» Task goal
Quote the full listing word for word.

» Record set
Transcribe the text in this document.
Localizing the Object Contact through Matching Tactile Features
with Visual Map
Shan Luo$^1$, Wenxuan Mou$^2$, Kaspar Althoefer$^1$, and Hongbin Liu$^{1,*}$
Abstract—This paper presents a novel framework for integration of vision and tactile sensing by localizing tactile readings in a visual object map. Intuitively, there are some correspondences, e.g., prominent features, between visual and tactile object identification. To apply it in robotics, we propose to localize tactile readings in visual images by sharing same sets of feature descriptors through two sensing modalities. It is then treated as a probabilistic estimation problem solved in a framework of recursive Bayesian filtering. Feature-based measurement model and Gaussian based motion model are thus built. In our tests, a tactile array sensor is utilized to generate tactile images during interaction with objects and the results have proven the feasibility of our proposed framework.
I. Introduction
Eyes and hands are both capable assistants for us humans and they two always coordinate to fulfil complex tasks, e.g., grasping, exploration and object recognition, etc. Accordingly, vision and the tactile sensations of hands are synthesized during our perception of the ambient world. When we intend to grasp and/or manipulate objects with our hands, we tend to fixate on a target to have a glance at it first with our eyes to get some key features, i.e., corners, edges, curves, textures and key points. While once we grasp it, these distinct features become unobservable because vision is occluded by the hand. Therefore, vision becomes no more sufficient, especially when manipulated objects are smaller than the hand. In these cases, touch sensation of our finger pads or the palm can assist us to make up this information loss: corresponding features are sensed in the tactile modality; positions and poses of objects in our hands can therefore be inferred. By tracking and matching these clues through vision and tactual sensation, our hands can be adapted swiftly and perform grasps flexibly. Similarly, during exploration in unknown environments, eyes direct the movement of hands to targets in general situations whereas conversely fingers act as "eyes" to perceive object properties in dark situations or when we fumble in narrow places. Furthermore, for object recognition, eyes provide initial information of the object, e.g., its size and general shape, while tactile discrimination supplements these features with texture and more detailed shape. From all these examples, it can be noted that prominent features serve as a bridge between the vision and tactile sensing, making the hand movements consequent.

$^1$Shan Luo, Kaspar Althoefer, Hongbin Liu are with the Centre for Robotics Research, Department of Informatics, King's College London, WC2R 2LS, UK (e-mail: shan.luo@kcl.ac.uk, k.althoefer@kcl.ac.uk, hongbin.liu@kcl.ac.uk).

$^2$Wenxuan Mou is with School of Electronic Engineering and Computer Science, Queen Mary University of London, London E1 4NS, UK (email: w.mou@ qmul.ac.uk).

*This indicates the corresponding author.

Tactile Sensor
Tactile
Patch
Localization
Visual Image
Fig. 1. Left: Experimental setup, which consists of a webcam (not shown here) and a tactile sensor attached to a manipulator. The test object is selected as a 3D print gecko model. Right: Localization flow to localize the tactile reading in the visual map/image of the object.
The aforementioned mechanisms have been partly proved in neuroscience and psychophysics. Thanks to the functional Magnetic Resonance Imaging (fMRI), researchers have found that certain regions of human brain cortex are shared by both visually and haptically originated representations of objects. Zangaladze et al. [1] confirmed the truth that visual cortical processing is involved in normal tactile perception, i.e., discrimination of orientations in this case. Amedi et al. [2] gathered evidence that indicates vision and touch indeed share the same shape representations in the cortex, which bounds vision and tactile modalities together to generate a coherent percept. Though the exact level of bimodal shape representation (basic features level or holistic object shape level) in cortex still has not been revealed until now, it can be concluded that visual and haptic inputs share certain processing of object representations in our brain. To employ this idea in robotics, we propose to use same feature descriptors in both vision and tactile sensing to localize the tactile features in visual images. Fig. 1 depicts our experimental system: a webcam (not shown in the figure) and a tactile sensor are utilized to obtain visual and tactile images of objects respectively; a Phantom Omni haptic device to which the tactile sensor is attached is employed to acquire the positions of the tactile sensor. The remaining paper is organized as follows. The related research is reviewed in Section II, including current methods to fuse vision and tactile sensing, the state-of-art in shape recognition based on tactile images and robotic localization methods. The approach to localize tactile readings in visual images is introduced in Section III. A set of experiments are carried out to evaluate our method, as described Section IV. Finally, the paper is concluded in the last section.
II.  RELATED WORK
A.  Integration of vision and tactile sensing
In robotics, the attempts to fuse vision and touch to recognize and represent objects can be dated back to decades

» Correct answer
Transcribe the text in this document.
Localizing the Object Contact through Matching Tactile Features
with Visual Map
Shan Luo$^1$, Wenxuan Mou$^2$, Kaspar Althoefer$^1$, and Hongbin Liu$^{1,*}$
Abstract—This paper presents a novel framework for integration of vision and tactile sensing by localizing tactile readings in a visual object map. Intuitively, there are some correspondences, e.g., prominent features, between visual and tactile object identification. To apply it in robotics, we propose to localize tactile readings in visual images by sharing same sets of feature descriptors through two sensing modalities. It is then treated as a probabilistic estimation problem solved in a framework of recursive Bayesian filtering. Feature-based measurement model and Gaussian based motion model are thus built. In our tests, a tactile array sensor is utilized to generate tactile images during interaction with objects and the results have proven the feasibility of our proposed framework.
I. Introduction
Eyes and hands are both capable assistants for us humans and they two always coordinate to fulfil complex tasks, e.g., grasping, exploration and object recognition, etc. Accordingly, vision and the tactile sensations of hands are synthesized during our perception of the ambient world. When we intend to grasp and/or manipulate objects with our hands, we tend to fixate on a target to have a glance at it first with our eyes to get some key features, i.e., corners, edges, curves, textures and key points. While once we grasp it, these distinct features become unobservable because vision is occluded by the hand. Therefore, vision becomes no more sufficient, especially when manipulated objects are smaller than the hand. In these cases, touch sensation of our finger pads or the palm can assist us to make up this information loss: corresponding features are sensed in the tactile modality; positions and poses of objects in our hands can therefore be inferred. By tracking and matching these clues through vision and tactual sensation, our hands can be adapted swiftly and perform grasps flexibly. Similarly, during exploration in unknown environments, eyes direct the movement of hands to targets in general situations whereas conversely fingers act as "eyes" to perceive object properties in dark situations or when we fumble in narrow places. Furthermore, for object recognition, eyes provide initial information of the object, e.g., its size and general shape, while tactile discrimination supplements these features with texture and more detailed shape. From all these examples, it can be noted that prominent features serve as a bridge between the vision and tactile sensing, making the hand movements consequent.

$^1$Shan Luo, Kaspar Althoefer, Hongbin Liu are with the Centre for Robotics Research, Department of Informatics, King's College London, WC2R 2LS, UK (e-mail: shan.luo@kcl.ac.uk, k.althoefer@kcl.ac.uk, hongbin.liu@kcl.ac.uk).

$^2$Wenxuan Mou is with School of Electronic Engineering and Computer Science, Queen Mary University of London, London E1 4NS, UK (email: w.mou@ qmul.ac.uk).

*This indicates the corresponding author.

Tactile Sensor
Tactile
Patch
Localization
Visual Image
Fig. 1. Left: Experimental setup, which consists of a webcam (not shown here) and a tactile sensor attached to a manipulator. The test object is selected as a 3D print gecko model. Right: Localization flow to localize the tactile reading in the visual map/image of the object.
The aforementioned mechanisms have been partly proved in neuroscience and psychophysics. Thanks to the functional Magnetic Resonance Imaging (fMRI), researchers have found that certain regions of human brain cortex are shared by both visually and haptically originated representations of objects. Zangaladze et al. [1] confirmed the truth that visual cortical processing is involved in normal tactile perception, i.e., discrimination of orientations in this case. Amedi et al. [2] gathered evidence that indicates vision and touch indeed share the same shape representations in the cortex, which bounds vision and tactile modalities together to generate a coherent percept. Though the exact level of bimodal shape representation (basic features level or holistic object shape level) in cortex still has not been revealed until now, it can be concluded that visual and haptic inputs share certain processing of object representations in our brain. To employ this idea in robotics, we propose to use same feature descriptors in both vision and tactile sensing to localize the tactile features in visual images. Fig. 1 depicts our experimental system: a webcam (not shown in the figure) and a tactile sensor are utilized to obtain visual and tactile images of objects respectively; a Phantom Omni haptic device to which the tactile sensor is attached is employed to acquire the positions of the tactile sensor. The remaining paper is organized as follows. The related research is reviewed in Section II, including current methods to fuse vision and tactile sensing, the state-of-art in shape recognition based on tactile images and robotic localization methods. The approach to localize tactile readings in visual images is introduced in Section III. A set of experiments are carried out to evaluate our method, as described Section IV. Finally, the paper is concluded in the last section.
II.  RELATED WORK
A.  Integration of vision and tactile sensing
In robotics, the attempts to fuse vision and touch to recognize and represent objects can be dated back to decades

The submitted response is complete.